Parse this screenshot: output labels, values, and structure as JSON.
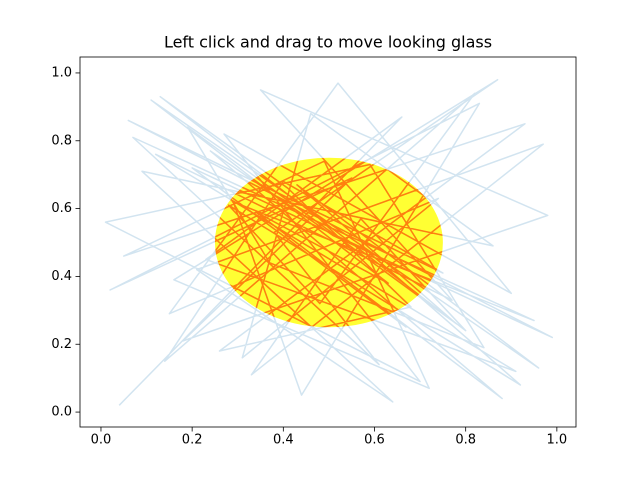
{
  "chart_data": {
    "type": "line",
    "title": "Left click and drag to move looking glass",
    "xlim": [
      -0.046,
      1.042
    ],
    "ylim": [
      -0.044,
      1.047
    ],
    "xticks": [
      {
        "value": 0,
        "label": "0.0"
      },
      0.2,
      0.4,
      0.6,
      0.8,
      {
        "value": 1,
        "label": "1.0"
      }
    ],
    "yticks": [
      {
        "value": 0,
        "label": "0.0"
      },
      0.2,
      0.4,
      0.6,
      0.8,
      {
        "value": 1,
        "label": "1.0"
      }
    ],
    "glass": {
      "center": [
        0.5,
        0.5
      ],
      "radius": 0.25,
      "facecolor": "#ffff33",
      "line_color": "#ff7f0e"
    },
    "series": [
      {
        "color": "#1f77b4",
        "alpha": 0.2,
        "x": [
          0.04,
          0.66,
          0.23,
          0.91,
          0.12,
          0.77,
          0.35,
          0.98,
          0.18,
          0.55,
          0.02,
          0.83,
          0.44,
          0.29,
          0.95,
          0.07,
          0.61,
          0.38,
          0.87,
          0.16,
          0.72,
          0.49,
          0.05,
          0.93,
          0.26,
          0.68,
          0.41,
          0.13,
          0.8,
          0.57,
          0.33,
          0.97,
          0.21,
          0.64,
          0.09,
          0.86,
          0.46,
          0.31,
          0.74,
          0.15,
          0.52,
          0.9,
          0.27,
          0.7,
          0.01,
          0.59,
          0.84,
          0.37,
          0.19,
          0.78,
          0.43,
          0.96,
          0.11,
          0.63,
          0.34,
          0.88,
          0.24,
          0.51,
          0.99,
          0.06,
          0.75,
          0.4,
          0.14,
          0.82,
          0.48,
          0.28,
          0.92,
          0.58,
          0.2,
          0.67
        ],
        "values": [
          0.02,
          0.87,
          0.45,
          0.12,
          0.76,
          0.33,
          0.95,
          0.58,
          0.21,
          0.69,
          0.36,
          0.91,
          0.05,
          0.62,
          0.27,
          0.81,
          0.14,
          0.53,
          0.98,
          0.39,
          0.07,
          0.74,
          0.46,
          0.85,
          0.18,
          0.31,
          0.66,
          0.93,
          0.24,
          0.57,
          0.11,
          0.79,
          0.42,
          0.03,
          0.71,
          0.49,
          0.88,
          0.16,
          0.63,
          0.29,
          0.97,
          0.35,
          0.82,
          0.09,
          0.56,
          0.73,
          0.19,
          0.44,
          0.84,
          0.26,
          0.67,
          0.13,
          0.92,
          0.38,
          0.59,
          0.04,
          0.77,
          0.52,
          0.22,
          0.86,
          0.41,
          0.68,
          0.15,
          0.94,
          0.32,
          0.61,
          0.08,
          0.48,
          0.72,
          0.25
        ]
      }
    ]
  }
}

--------

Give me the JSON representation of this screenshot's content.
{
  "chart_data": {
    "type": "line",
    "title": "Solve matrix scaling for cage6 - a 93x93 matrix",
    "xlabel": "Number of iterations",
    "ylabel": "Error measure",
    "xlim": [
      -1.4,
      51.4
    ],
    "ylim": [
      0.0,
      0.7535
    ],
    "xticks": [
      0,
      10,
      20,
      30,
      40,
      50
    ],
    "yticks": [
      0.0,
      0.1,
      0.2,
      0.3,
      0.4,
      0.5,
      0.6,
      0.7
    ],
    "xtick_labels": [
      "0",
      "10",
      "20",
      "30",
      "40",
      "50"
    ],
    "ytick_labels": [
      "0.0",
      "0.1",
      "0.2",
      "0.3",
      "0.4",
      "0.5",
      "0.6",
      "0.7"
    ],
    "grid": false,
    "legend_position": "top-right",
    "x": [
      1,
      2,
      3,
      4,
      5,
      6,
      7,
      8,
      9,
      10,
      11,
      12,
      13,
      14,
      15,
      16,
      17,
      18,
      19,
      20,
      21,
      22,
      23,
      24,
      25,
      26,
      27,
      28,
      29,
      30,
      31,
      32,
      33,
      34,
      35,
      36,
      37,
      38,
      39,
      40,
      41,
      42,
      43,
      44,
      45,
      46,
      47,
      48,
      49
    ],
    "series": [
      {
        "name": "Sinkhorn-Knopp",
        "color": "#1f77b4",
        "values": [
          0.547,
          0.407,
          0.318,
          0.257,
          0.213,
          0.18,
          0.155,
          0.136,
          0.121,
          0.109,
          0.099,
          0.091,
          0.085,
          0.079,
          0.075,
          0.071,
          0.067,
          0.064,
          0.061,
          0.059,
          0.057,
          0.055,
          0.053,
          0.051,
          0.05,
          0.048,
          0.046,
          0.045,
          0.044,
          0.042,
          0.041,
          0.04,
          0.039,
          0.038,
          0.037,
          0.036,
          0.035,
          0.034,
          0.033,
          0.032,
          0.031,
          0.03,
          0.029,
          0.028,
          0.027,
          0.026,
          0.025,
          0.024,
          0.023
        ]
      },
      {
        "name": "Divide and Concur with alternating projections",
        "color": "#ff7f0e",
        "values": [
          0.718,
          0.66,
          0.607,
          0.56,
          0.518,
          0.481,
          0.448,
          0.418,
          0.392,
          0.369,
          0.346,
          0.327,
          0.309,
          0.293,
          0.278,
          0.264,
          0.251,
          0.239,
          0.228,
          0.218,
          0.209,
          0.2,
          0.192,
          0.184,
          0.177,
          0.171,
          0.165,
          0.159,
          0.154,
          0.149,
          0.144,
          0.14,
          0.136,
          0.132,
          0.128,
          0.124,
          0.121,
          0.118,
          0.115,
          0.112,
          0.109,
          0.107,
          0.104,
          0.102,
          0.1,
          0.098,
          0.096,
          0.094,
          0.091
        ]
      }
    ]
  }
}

--------

* What to work on
Find each line with the string "screenshot" and copy it out.

* Response to this exercise
Parse this screenshot: output labels, values, and structure as JSON.
Give me the JSON representation of this screenshot's content.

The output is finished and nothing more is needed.